Aim of the task
Reproduce the listing below exactly. Pictures do not belong in the copy.

Recorded data
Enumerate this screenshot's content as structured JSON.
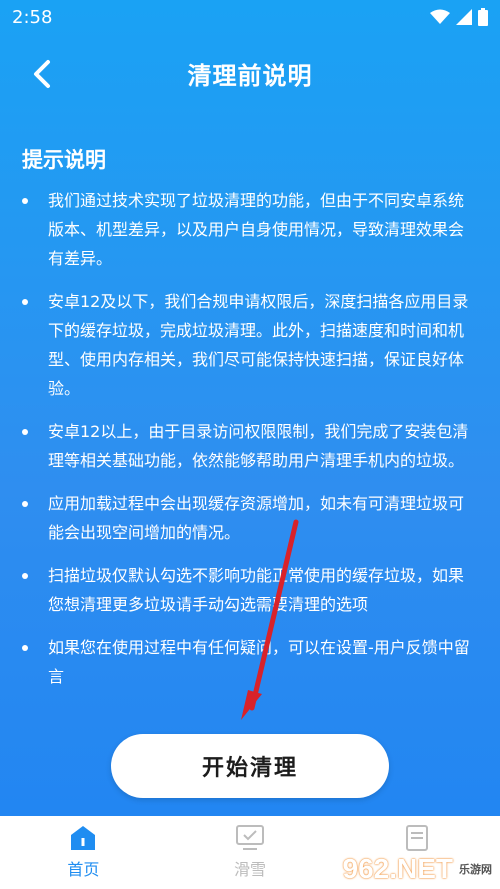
{
  "status_bar": {
    "time": "2:58",
    "icons": [
      "wifi-icon",
      "signal-icon",
      "battery-icon"
    ]
  },
  "header": {
    "back_icon": "chevron-left-icon",
    "title": "清理前说明"
  },
  "section": {
    "title": "提示说明"
  },
  "tips": [
    "我们通过技术实现了垃圾清理的功能，但由于不同安卓系统版本、机型差异，以及用户自身使用情况，导致清理效果会有差异。",
    "安卓12及以下，我们合规申请权限后，深度扫描各应用目录下的缓存垃圾，完成垃圾清理。此外，扫描速度和时间和机型、使用内存相关，我们尽可能保持快速扫描，保证良好体验。",
    "安卓12以上，由于目录访问权限限制，我们完成了安装包清理等相关基础功能，依然能够帮助用户清理手机内的垃圾。",
    "应用加载过程中会出现缓存资源增加，如未有可清理垃圾可能会出现空间增加的情况。",
    "扫描垃圾仅默认勾选不影响功能正常使用的缓存垃圾，如果您想清理更多垃圾请手动勾选需要清理的选项",
    "如果您在使用过程中有任何疑问，可以在设置-用户反馈中留言"
  ],
  "start_button": {
    "label": "开始清理"
  },
  "bottom_nav": [
    {
      "label": "首页",
      "icon": "home-icon",
      "active": true
    },
    {
      "label": "滑雪",
      "icon": "checkbox-screen-icon",
      "active": false
    },
    {
      "label": "",
      "icon": "document-icon",
      "active": false
    }
  ],
  "watermark": {
    "logo": "962.NET",
    "sub": "乐游网"
  },
  "colors": {
    "background_top": "#1aa2f4",
    "background_bottom": "#1f84f2",
    "accent": "#1f8df1",
    "annotation_arrow": "#d8222a"
  }
}
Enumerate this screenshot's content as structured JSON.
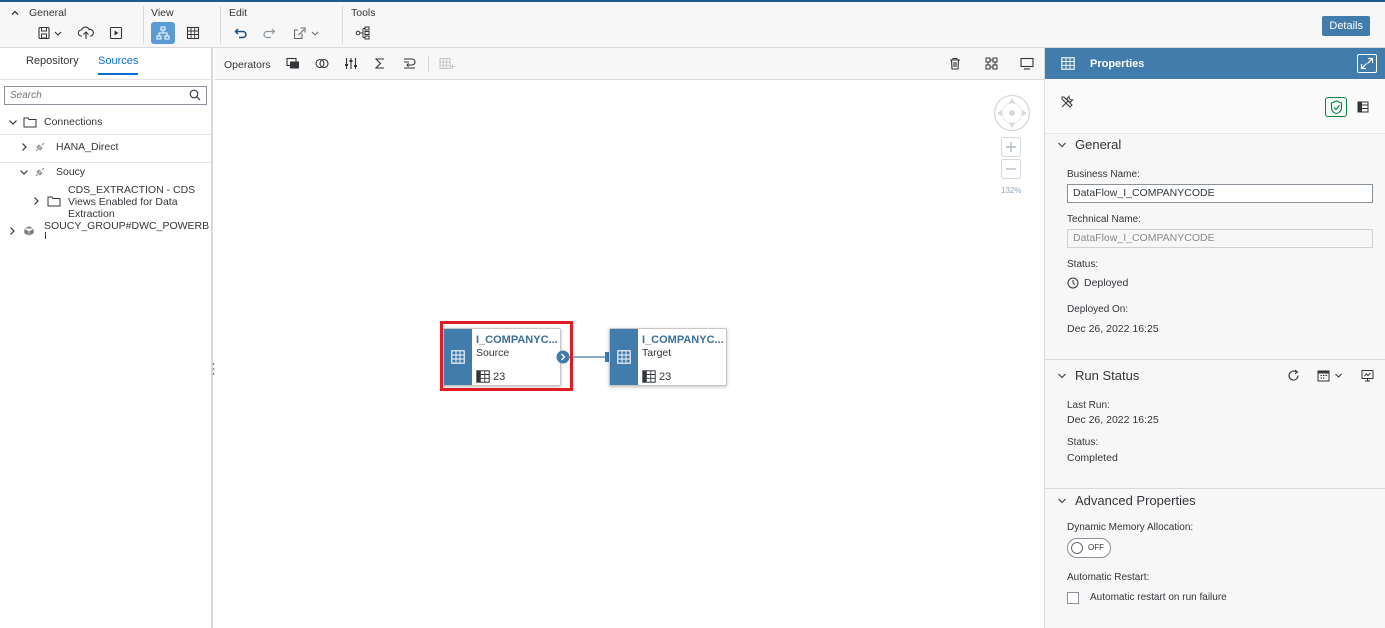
{
  "toolbar": {
    "general_label": "General",
    "view_label": "View",
    "edit_label": "Edit",
    "tools_label": "Tools",
    "details_label": "Details"
  },
  "left_panel": {
    "tabs": [
      "Repository",
      "Sources"
    ],
    "selected_tab": "Sources",
    "search_placeholder": "Search",
    "tree": {
      "root": "Connections",
      "items": [
        {
          "label": "HANA_Direct",
          "expanded": false
        },
        {
          "label": "Soucy",
          "expanded": true
        },
        {
          "label_lines": [
            "CDS_EXTRACTION - CDS",
            "Views Enabled for Data",
            "Extraction"
          ]
        },
        {
          "label_lines": [
            "SOUCY_GROUP#DWC_POWERB",
            "I"
          ]
        }
      ]
    }
  },
  "canvas": {
    "operators_label": "Operators",
    "zoom": "132%",
    "source_node": {
      "title": "I_COMPANYC...",
      "subtitle": "Source",
      "count": "23"
    },
    "target_node": {
      "title": "I_COMPANYC...",
      "subtitle": "Target",
      "count": "23"
    }
  },
  "properties": {
    "header": "Properties",
    "general": {
      "title": "General",
      "business_name_label": "Business Name:",
      "business_name": "DataFlow_I_COMPANYCODE",
      "technical_name_label": "Technical Name:",
      "technical_name": "DataFlow_I_COMPANYCODE",
      "status_label": "Status:",
      "status": "Deployed",
      "deployed_on_label": "Deployed On:",
      "deployed_on": "Dec 26, 2022 16:25"
    },
    "run_status": {
      "title": "Run Status",
      "last_run_label": "Last Run:",
      "last_run": "Dec 26, 2022 16:25",
      "status_label": "Status:",
      "status": "Completed"
    },
    "advanced": {
      "title": "Advanced Properties",
      "dynamic_memory_label": "Dynamic Memory Allocation:",
      "toggle_text": "OFF",
      "auto_restart_label": "Automatic Restart:",
      "auto_restart_checkbox": "Automatic restart on run failure"
    }
  },
  "colors": {
    "brand_blue": "#427cac",
    "link_blue": "#0a6ed1",
    "selection_red": "#e01c24"
  }
}
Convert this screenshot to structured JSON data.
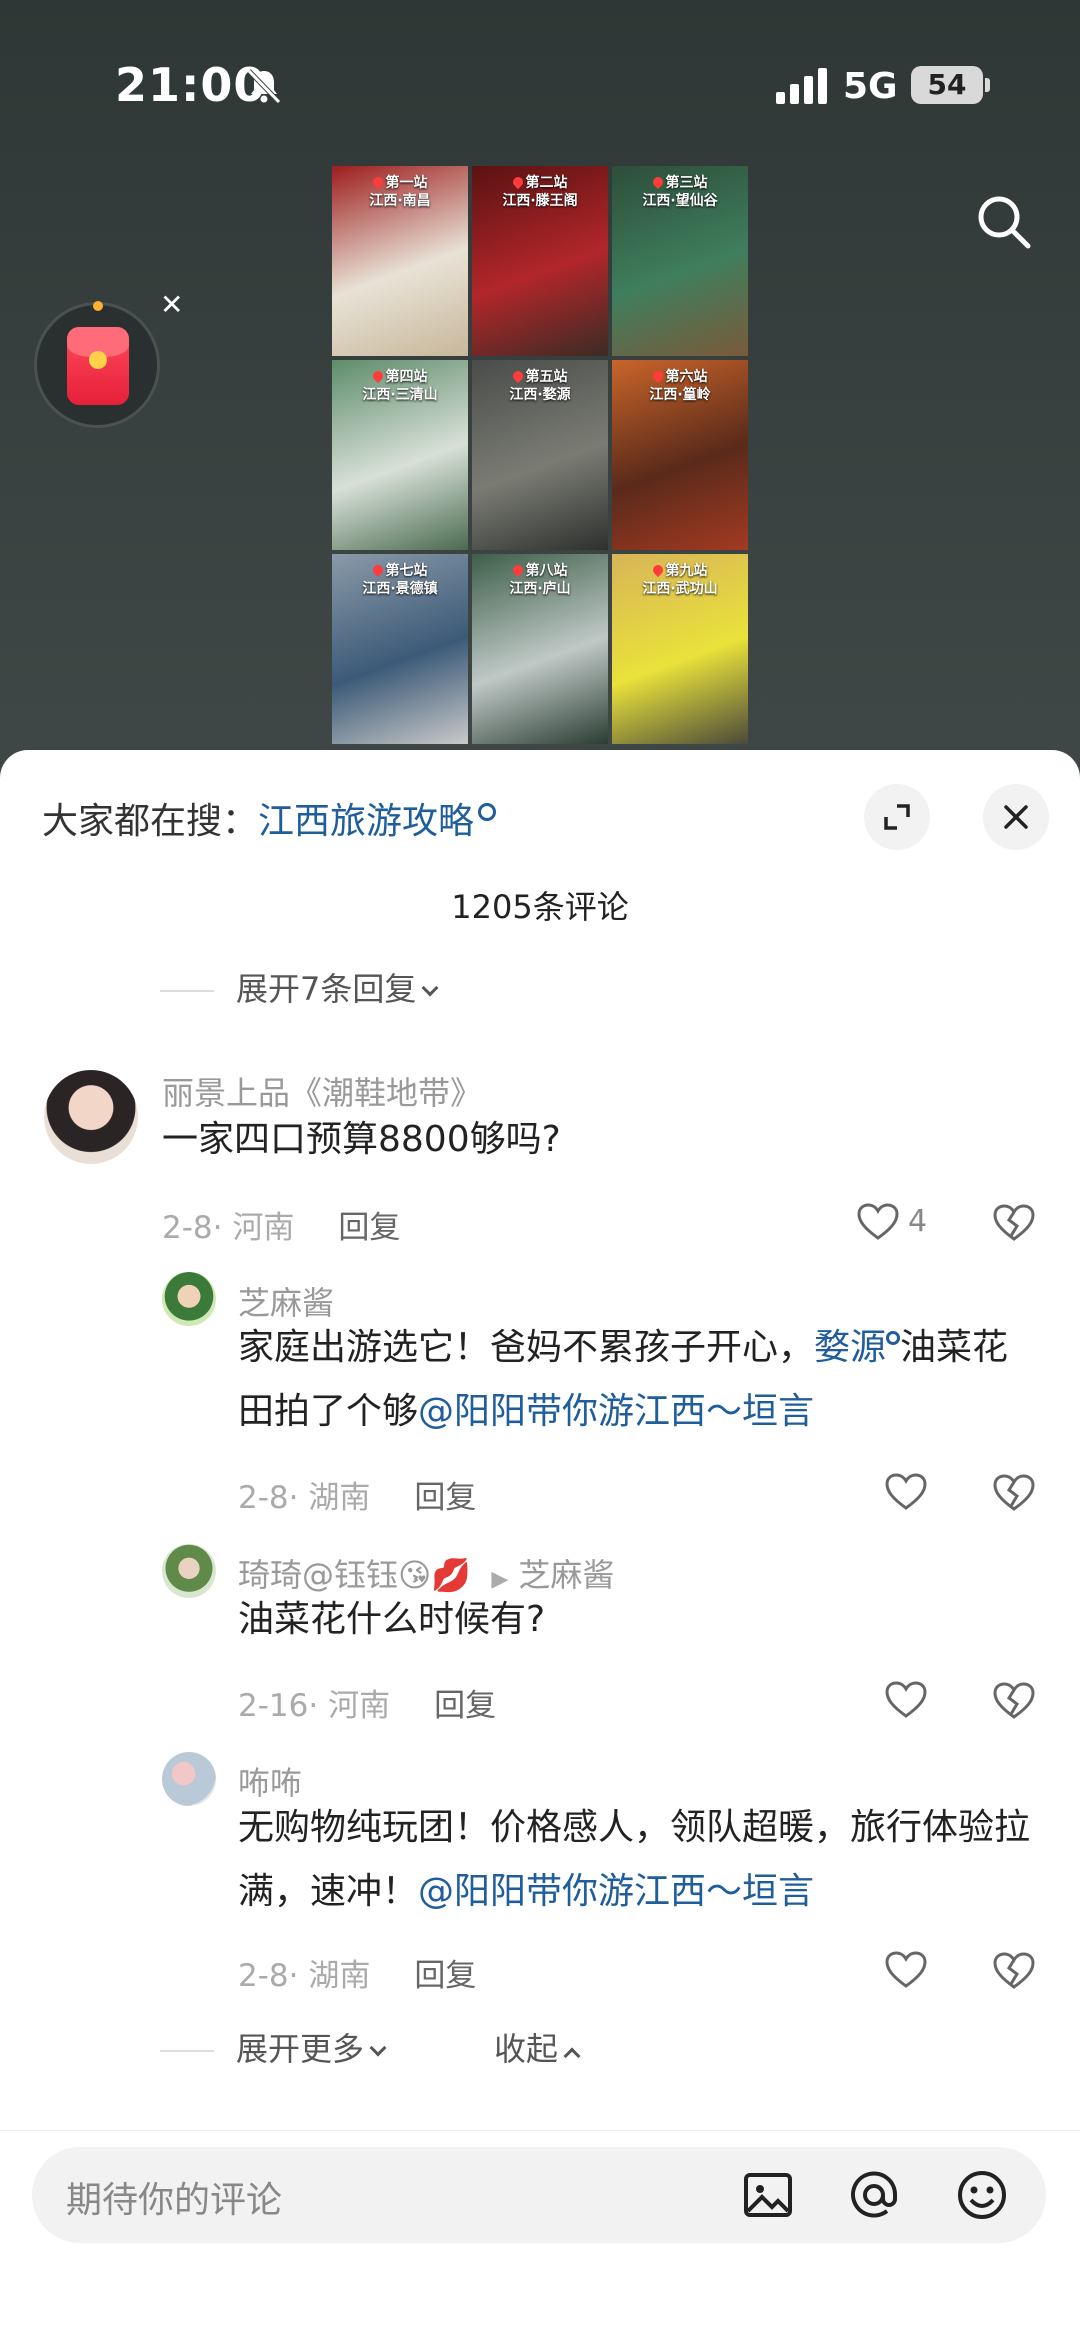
{
  "status": {
    "time": "21:00",
    "network": "5G",
    "battery": "54"
  },
  "video": {
    "tiles": [
      {
        "caption_line1": "第一站",
        "caption_line2": "江西·南昌",
        "colors": [
          "#9d1d1d",
          "#e8e2d6",
          "#c8b79a"
        ]
      },
      {
        "caption_line1": "第二站",
        "caption_line2": "江西·滕王阁",
        "colors": [
          "#5a1212",
          "#b2262a",
          "#3b2b24"
        ]
      },
      {
        "caption_line1": "第三站",
        "caption_line2": "江西·望仙谷",
        "colors": [
          "#2d4e3a",
          "#3f7e5d",
          "#7a5a3a"
        ]
      },
      {
        "caption_line1": "第四站",
        "caption_line2": "江西·三清山",
        "colors": [
          "#5e8c6a",
          "#d8e0d8",
          "#4a6b4f"
        ]
      },
      {
        "caption_line1": "第五站",
        "caption_line2": "江西·婺源",
        "colors": [
          "#4a4c4a",
          "#7a7c74",
          "#2e302e"
        ]
      },
      {
        "caption_line1": "第六站",
        "caption_line2": "江西·篁岭",
        "colors": [
          "#c9652a",
          "#5a2a1a",
          "#a33a22"
        ]
      },
      {
        "caption_line1": "第七站",
        "caption_line2": "江西·景德镇",
        "colors": [
          "#8a9aa8",
          "#3c5a78",
          "#c9c9c9"
        ]
      },
      {
        "caption_line1": "第八站",
        "caption_line2": "江西·庐山",
        "colors": [
          "#3e5e4a",
          "#bfc9c6",
          "#2b3d33"
        ]
      },
      {
        "caption_line1": "第九站",
        "caption_line2": "江西·武功山",
        "colors": [
          "#d8b458",
          "#e9e23a",
          "#4a4a3a"
        ]
      }
    ]
  },
  "panel": {
    "hot_search_prefix": "大家都在搜：",
    "hot_search_keyword": "江西旅游攻略",
    "comment_count": "1205条评论",
    "expand_prev": "展开7条回复",
    "expand_more": "展开更多",
    "collapse": "收起"
  },
  "comments": [
    {
      "user": "丽景上品《潮鞋地带》",
      "text": "一家四口预算8800够吗?",
      "date": "2-8",
      "location": "河南",
      "reply": "回复",
      "likes": "4"
    }
  ],
  "replies": [
    {
      "user": "芝麻酱",
      "text_a": "家庭出游选它！爸妈不累孩子开心，",
      "keyword": "婺源",
      "text_b": "油菜花田拍了个够",
      "mention": "@阳阳带你游江西～垣言",
      "date": "2-8",
      "location": "湖南",
      "reply": "回复"
    },
    {
      "user": "琦琦@钰钰",
      "emoji": "😘💋",
      "reply_to": "芝麻酱",
      "text": "油菜花什么时候有?",
      "date": "2-16",
      "location": "河南",
      "reply": "回复"
    },
    {
      "user": "咘咘",
      "text_a": "无购物纯玩团！价格感人，领队超暖，旅行体验拉满，速冲！",
      "mention": "@阳阳带你游江西～垣言",
      "date": "2-8",
      "location": "湖南",
      "reply": "回复"
    }
  ],
  "composer": {
    "placeholder": "期待你的评论"
  },
  "icons": {
    "search": "search-icon",
    "bell_off": "bell-off-icon",
    "expand": "expand-icon",
    "close": "close-icon",
    "like": "heart-icon",
    "dislike": "broken-heart-icon",
    "image": "image-icon",
    "at": "at-icon",
    "emoji": "emoji-icon"
  }
}
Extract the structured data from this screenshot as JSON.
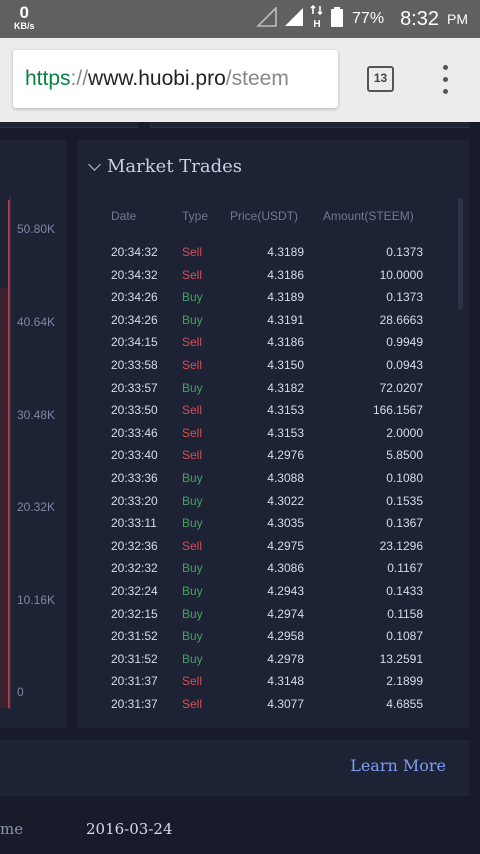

Solved exercise
Enumerate this screenshot's content as structured JSON.
{
  "status_bar": {
    "time": "2:58",
    "icons": [
      "wifi-icon",
      "signal-icon",
      "battery-icon"
    ]
  },
  "header": {
    "back_icon": "chevron-left-icon",
    "title": "清理前说明"
  },
  "section": {
    "title": "提示说明"
  },
  "tips": [
    "我们通过技术实现了垃圾清理的功能，但由于不同安卓系统版本、机型差异，以及用户自身使用情况，导致清理效果会有差异。",
    "安卓12及以下，我们合规申请权限后，深度扫描各应用目录下的缓存垃圾，完成垃圾清理。此外，扫描速度和时间和机型、使用内存相关，我们尽可能保持快速扫描，保证良好体验。",
    "安卓12以上，由于目录访问权限限制，我们完成了安装包清理等相关基础功能，依然能够帮助用户清理手机内的垃圾。",
    "应用加载过程中会出现缓存资源增加，如未有可清理垃圾可能会出现空间增加的情况。",
    "扫描垃圾仅默认勾选不影响功能正常使用的缓存垃圾，如果您想清理更多垃圾请手动勾选需要清理的选项",
    "如果您在使用过程中有任何疑问，可以在设置-用户反馈中留言"
  ],
  "start_button": {
    "label": "开始清理"
  },
  "bottom_nav": [
    {
      "label": "首页",
      "icon": "home-icon",
      "active": true
    },
    {
      "label": "滑雪",
      "icon": "checkbox-screen-icon",
      "active": false
    },
    {
      "label": "",
      "icon": "document-icon",
      "active": false
    }
  ],
  "watermark": {
    "logo": "962.NET",
    "sub": "乐游网"
  },
  "colors": {
    "background_top": "#1aa2f4",
    "background_bottom": "#1f84f2",
    "accent": "#1f8df1",
    "annotation_arrow": "#d8222a"
  }
}
Enumerate this screenshot's content as structured JSON.
{
  "toolbar": {
    "general_label": "General",
    "view_label": "View",
    "edit_label": "Edit",
    "tools_label": "Tools",
    "details_label": "Details"
  },
  "left_panel": {
    "tabs": [
      "Repository",
      "Sources"
    ],
    "selected_tab": "Sources",
    "search_placeholder": "Search",
    "tree": {
      "root": "Connections",
      "items": [
        {
          "label": "HANA_Direct",
          "expanded": false
        },
        {
          "label": "Soucy",
          "expanded": true
        },
        {
          "label_lines": [
            "CDS_EXTRACTION - CDS",
            "Views Enabled for Data",
            "Extraction"
          ]
        },
        {
          "label_lines": [
            "SOUCY_GROUP#DWC_POWERB",
            "I"
          ]
        }
      ]
    }
  },
  "canvas": {
    "operators_label": "Operators",
    "zoom": "132%",
    "source_node": {
      "title": "I_COMPANYC...",
      "subtitle": "Source",
      "count": "23"
    },
    "target_node": {
      "title": "I_COMPANYC...",
      "subtitle": "Target",
      "count": "23"
    }
  },
  "properties": {
    "header": "Properties",
    "general": {
      "title": "General",
      "business_name_label": "Business Name:",
      "business_name": "DataFlow_I_COMPANYCODE",
      "technical_name_label": "Technical Name:",
      "technical_name": "DataFlow_I_COMPANYCODE",
      "status_label": "Status:",
      "status": "Deployed",
      "deployed_on_label": "Deployed On:",
      "deployed_on": "Dec 26, 2022 16:25"
    },
    "run_status": {
      "title": "Run Status",
      "last_run_label": "Last Run:",
      "last_run": "Dec 26, 2022 16:25",
      "status_label": "Status:",
      "status": "Completed"
    },
    "advanced": {
      "title": "Advanced Properties",
      "dynamic_memory_label": "Dynamic Memory Allocation:",
      "toggle_text": "OFF",
      "auto_restart_label": "Automatic Restart:",
      "auto_restart_checkbox": "Automatic restart on run failure"
    }
  },
  "colors": {
    "brand_blue": "#427cac",
    "link_blue": "#0a6ed1",
    "selection_red": "#e01c24"
  }
}
Convert this screenshot to structured JSON data.
{
  "status": {
    "time": "21:00",
    "network": "5G",
    "battery": "54"
  },
  "video": {
    "tiles": [
      {
        "caption_line1": "第一站",
        "caption_line2": "江西·南昌",
        "colors": [
          "#9d1d1d",
          "#e8e2d6",
          "#c8b79a"
        ]
      },
      {
        "caption_line1": "第二站",
        "caption_line2": "江西·滕王阁",
        "colors": [
          "#5a1212",
          "#b2262a",
          "#3b2b24"
        ]
      },
      {
        "caption_line1": "第三站",
        "caption_line2": "江西·望仙谷",
        "colors": [
          "#2d4e3a",
          "#3f7e5d",
          "#7a5a3a"
        ]
      },
      {
        "caption_line1": "第四站",
        "caption_line2": "江西·三清山",
        "colors": [
          "#5e8c6a",
          "#d8e0d8",
          "#4a6b4f"
        ]
      },
      {
        "caption_line1": "第五站",
        "caption_line2": "江西·婺源",
        "colors": [
          "#4a4c4a",
          "#7a7c74",
          "#2e302e"
        ]
      },
      {
        "caption_line1": "第六站",
        "caption_line2": "江西·篁岭",
        "colors": [
          "#c9652a",
          "#5a2a1a",
          "#a33a22"
        ]
      },
      {
        "caption_line1": "第七站",
        "caption_line2": "江西·景德镇",
        "colors": [
          "#8a9aa8",
          "#3c5a78",
          "#c9c9c9"
        ]
      },
      {
        "caption_line1": "第八站",
        "caption_line2": "江西·庐山",
        "colors": [
          "#3e5e4a",
          "#bfc9c6",
          "#2b3d33"
        ]
      },
      {
        "caption_line1": "第九站",
        "caption_line2": "江西·武功山",
        "colors": [
          "#d8b458",
          "#e9e23a",
          "#4a4a3a"
        ]
      }
    ]
  },
  "panel": {
    "hot_search_prefix": "大家都在搜：",
    "hot_search_keyword": "江西旅游攻略",
    "comment_count": "1205条评论",
    "expand_prev": "展开7条回复",
    "expand_more": "展开更多",
    "collapse": "收起"
  },
  "comments": [
    {
      "user": "丽景上品《潮鞋地带》",
      "text": "一家四口预算8800够吗?",
      "date": "2-8",
      "location": "河南",
      "reply": "回复",
      "likes": "4"
    }
  ],
  "replies": [
    {
      "user": "芝麻酱",
      "text_a": "家庭出游选它！爸妈不累孩子开心，",
      "keyword": "婺源",
      "text_b": "油菜花田拍了个够",
      "mention": "@阳阳带你游江西～垣言",
      "date": "2-8",
      "location": "湖南",
      "reply": "回复"
    },
    {
      "user": "琦琦@钰钰",
      "emoji": "😘💋",
      "reply_to": "芝麻酱",
      "text": "油菜花什么时候有?",
      "date": "2-16",
      "location": "河南",
      "reply": "回复"
    },
    {
      "user": "咘咘",
      "text_a": "无购物纯玩团！价格感人，领队超暖，旅行体验拉满，速冲！",
      "mention": "@阳阳带你游江西～垣言",
      "date": "2-8",
      "location": "湖南",
      "reply": "回复"
    }
  ],
  "composer": {
    "placeholder": "期待你的评论"
  },
  "icons": {
    "search": "search-icon",
    "bell_off": "bell-off-icon",
    "expand": "expand-icon",
    "close": "close-icon",
    "like": "heart-icon",
    "dislike": "broken-heart-icon",
    "image": "image-icon",
    "at": "at-icon",
    "emoji": "emoji-icon"
  }
}
Extract the structured data from this screenshot as JSON.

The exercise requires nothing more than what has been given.